### [Goal of the exercise]
In the records below, find the line with "Output the text content of this document." and repeat it and every line after it, exactly, without any pictures.

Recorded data
>> Start

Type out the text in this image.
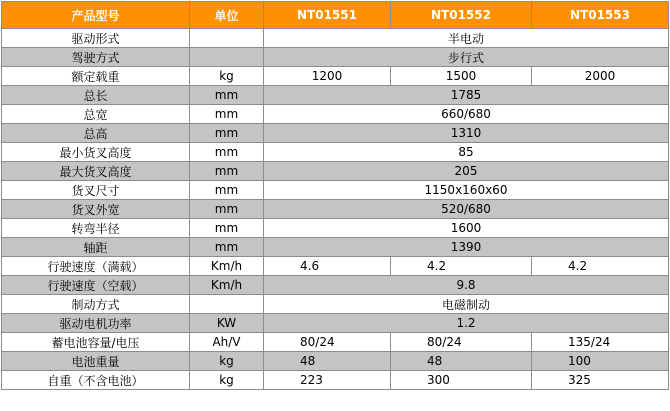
产品型号	单位	NT01551	NT01552	NT01553
驱动形式		半电动		
驾驶方式		步行式		
额定载重	kg	1200	1500	2000
总长	mm	1785		
总宽	mm	660/680		
总高	mm	1310		
最小货叉高度	mm	85		
最大货叉高度	mm	205		
货叉尺寸	mm	1150x160x60		
货叉外宽	mm	520/680		
转弯半径	mm	1600		
轴距	mm	1390		
行驶速度（满载）	Km/h	4.6	4.2	4.2
行驶速度（空载）	Km/h	9.8		
制动方式		电磁制动		
驱动电机功率	KW	1.2		
蓄电池容量/电压	Ah/V	80/24	80/24	135/24
电池重量	kg	48	48	100
自重（不含电池）	kg	223	300	325
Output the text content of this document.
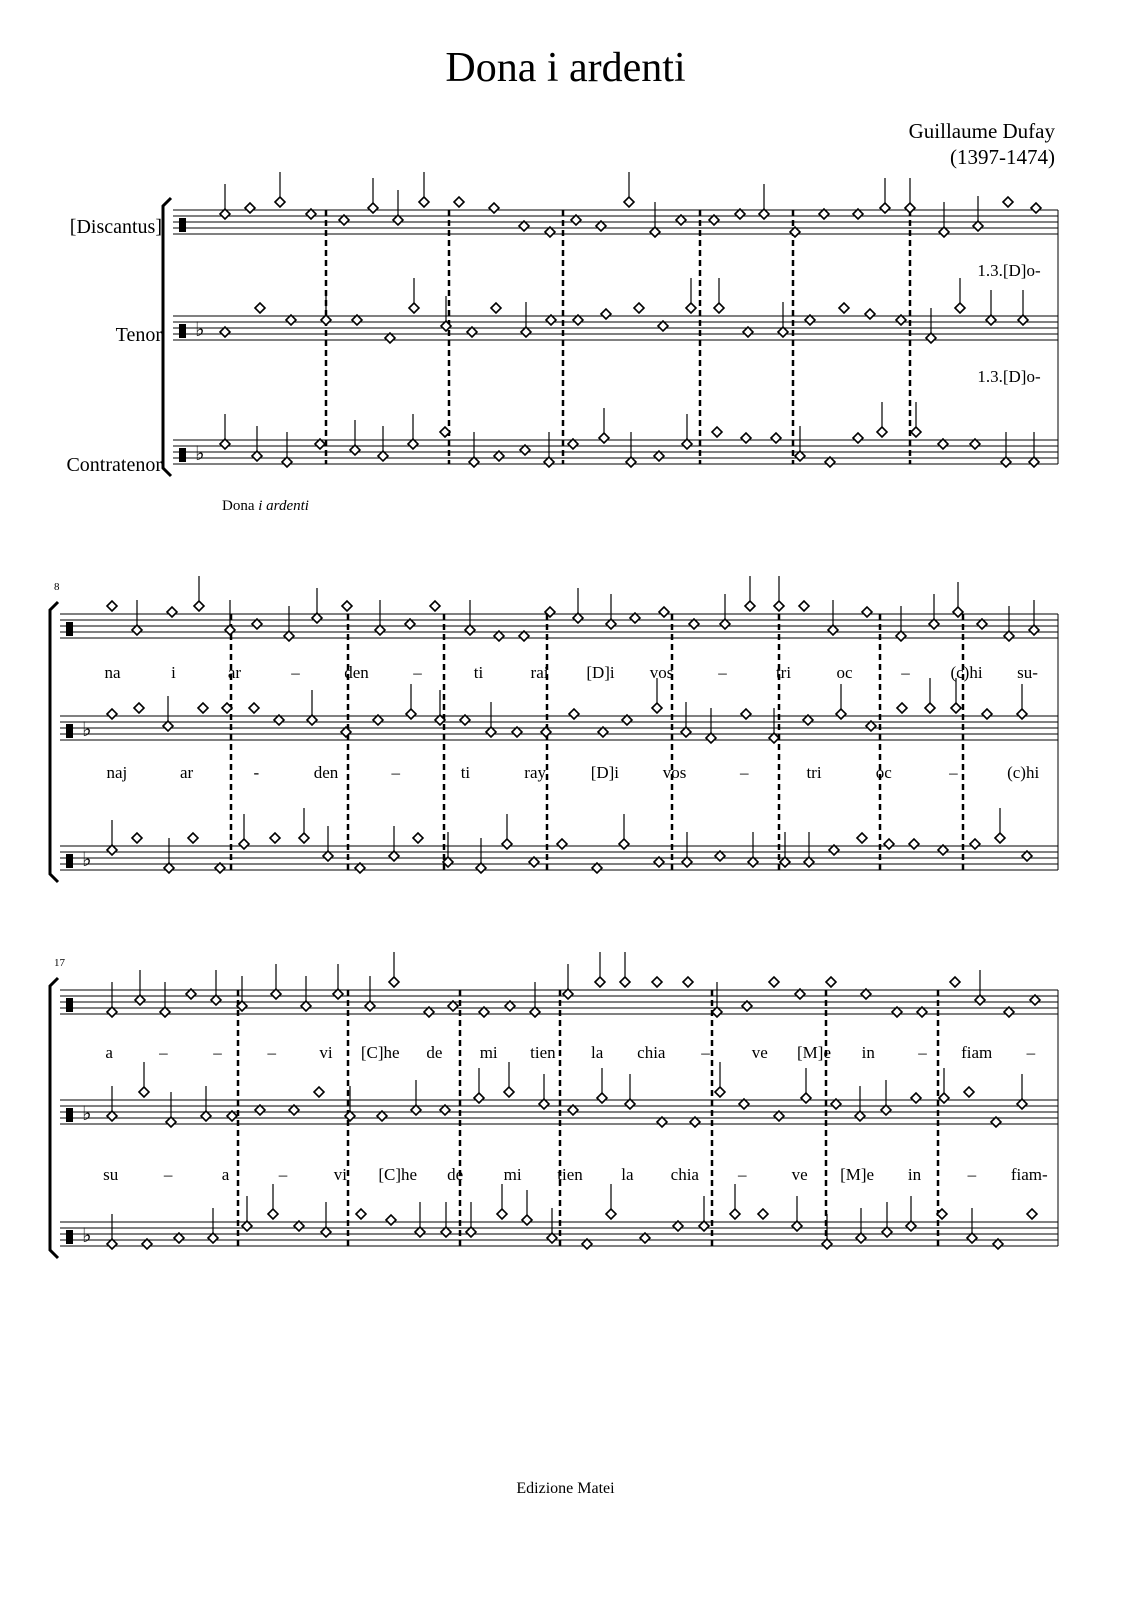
Dona i ardenti
Guillaume Dufay
(1397-1474)
[Discantus]
Tenor
Contratenor
♭
♭
1.3.[D]o-
1.3.[D]o-
♭
♭
8
na	i	ar	–	den	–	ti	rai [D]i vos	–	tri	oc	– (c)hi su-
naj	ar	-	den	–	ti	ray	[D]i	vos	–	tri	oc	–	(c)hi
♭
♭
17
a	–	–	–	vi [C]he de mi tien la chia – ve [M]e in	– fiam –
su	–	a	–	vi [C]he de mi tien la chia –	ve [M]e in	– fiam-
Dona i ardenti
Edizione Matei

>> End

### [Finished answer]
Output the text content of this document.
Dona i ardenti
Guillaume Dufay
(1397-1474)
[Discantus]
Tenor
Contratenor
♭
♭
1.3.[D]o-
1.3.[D]o-
♭
♭
8
na	i	ar	–	den	–	ti	rai [D]i vos	–	tri	oc	– (c)hi su-
naj	ar	-	den	–	ti	ray	[D]i	vos	–	tri	oc	–	(c)hi
♭
♭
17
a	–	–	–	vi [C]he de mi tien la chia – ve [M]e in	– fiam –
su	–	a	–	vi [C]he de mi tien la chia –	ve [M]e in	– fiam-
Dona i ardenti
Edizione Matei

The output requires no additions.